## Work to do
Across the data below, how many lines hold "Product"? Answer with that number and nothing else.

## Dataset
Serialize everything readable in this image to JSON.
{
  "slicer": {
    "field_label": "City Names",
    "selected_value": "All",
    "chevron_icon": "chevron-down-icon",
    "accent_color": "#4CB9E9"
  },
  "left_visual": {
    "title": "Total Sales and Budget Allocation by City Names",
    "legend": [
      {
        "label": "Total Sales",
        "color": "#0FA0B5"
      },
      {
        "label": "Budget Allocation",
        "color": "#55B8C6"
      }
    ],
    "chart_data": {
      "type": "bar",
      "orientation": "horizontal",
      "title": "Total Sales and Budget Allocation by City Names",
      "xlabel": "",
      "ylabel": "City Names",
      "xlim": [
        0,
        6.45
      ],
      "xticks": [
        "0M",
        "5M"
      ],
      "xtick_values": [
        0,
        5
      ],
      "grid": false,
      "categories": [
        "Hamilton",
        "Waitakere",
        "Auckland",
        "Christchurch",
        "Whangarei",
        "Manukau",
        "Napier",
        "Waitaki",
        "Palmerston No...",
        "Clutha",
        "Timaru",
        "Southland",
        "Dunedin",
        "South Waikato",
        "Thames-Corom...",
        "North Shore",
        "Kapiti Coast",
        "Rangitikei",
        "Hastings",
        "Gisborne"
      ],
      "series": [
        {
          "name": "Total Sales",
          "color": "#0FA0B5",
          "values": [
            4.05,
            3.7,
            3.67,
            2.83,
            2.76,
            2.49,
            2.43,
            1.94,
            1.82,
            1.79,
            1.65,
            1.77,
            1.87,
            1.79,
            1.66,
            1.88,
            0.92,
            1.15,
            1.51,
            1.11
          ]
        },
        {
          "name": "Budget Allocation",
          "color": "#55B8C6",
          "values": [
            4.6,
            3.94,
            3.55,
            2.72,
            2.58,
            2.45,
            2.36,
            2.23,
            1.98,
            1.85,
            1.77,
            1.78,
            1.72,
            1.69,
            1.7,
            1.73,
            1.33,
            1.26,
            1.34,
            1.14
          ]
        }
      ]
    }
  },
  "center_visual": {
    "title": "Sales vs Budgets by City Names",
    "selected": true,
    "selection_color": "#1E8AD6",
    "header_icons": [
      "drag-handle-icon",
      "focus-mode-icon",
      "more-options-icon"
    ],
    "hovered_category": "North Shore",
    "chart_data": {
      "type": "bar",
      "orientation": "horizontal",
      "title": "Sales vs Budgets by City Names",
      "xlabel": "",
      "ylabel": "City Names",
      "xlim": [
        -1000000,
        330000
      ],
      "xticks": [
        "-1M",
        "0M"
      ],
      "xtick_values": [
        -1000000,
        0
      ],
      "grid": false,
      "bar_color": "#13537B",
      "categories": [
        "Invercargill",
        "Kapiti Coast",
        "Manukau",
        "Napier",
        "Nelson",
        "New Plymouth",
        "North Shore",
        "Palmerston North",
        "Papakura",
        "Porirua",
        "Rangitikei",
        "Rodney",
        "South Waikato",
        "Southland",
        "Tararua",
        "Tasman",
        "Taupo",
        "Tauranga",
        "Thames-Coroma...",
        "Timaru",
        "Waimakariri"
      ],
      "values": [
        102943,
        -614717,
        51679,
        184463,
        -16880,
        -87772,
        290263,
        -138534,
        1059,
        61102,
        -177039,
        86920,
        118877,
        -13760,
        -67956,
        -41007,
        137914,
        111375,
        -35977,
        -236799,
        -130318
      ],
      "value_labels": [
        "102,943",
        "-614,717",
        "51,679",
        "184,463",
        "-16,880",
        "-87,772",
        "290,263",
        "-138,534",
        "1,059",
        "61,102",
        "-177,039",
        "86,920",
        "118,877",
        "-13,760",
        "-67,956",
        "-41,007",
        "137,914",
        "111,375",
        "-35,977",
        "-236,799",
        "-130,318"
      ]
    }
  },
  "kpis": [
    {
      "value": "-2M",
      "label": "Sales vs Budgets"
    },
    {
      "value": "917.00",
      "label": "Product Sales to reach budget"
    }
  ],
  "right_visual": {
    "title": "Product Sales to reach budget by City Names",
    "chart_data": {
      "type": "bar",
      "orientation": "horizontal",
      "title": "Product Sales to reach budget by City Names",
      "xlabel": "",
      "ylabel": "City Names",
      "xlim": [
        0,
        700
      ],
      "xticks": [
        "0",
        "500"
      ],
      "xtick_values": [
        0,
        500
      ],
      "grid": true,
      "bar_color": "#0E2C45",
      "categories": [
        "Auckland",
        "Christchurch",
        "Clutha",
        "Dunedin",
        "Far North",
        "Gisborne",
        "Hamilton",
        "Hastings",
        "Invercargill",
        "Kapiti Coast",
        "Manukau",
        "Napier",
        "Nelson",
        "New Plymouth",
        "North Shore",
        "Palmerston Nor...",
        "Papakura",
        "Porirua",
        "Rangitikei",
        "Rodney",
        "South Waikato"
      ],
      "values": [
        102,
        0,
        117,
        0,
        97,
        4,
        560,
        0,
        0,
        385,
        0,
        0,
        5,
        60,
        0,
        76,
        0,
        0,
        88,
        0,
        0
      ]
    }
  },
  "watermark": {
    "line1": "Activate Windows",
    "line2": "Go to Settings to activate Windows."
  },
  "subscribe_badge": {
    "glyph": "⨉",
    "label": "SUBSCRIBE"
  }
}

## Written reply
3